___ Given records ___

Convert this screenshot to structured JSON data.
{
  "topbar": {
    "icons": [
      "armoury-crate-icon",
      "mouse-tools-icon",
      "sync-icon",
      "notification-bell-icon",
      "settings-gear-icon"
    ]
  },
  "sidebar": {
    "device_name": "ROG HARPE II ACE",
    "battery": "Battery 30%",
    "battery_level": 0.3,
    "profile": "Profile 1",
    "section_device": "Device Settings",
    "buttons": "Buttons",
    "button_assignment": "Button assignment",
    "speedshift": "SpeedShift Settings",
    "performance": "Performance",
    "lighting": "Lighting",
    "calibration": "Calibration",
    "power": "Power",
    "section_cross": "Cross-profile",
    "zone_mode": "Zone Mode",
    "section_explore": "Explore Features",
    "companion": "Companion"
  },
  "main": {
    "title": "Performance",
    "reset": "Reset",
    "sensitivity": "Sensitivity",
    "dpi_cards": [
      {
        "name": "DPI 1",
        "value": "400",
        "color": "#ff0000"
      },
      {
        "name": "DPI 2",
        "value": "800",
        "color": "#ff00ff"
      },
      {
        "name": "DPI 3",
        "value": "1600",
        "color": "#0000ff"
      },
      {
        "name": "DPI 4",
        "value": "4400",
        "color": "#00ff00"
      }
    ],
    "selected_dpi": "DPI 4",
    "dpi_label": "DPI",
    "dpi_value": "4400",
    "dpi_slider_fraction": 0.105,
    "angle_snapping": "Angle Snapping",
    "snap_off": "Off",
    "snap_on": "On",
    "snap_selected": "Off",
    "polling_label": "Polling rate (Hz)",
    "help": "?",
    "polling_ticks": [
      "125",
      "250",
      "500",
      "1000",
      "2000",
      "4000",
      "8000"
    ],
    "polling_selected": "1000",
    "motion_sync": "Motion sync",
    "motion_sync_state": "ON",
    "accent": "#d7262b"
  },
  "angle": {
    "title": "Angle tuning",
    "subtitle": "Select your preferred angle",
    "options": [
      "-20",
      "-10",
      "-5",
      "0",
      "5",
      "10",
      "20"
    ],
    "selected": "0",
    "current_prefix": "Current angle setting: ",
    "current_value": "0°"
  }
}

___

**Task objective:** From the material above, gather all lines that include the string "profile" and copy them.

**Output of the exercise:**
    "profile": "Profile 1",
    "section_cross": "Cross-profile",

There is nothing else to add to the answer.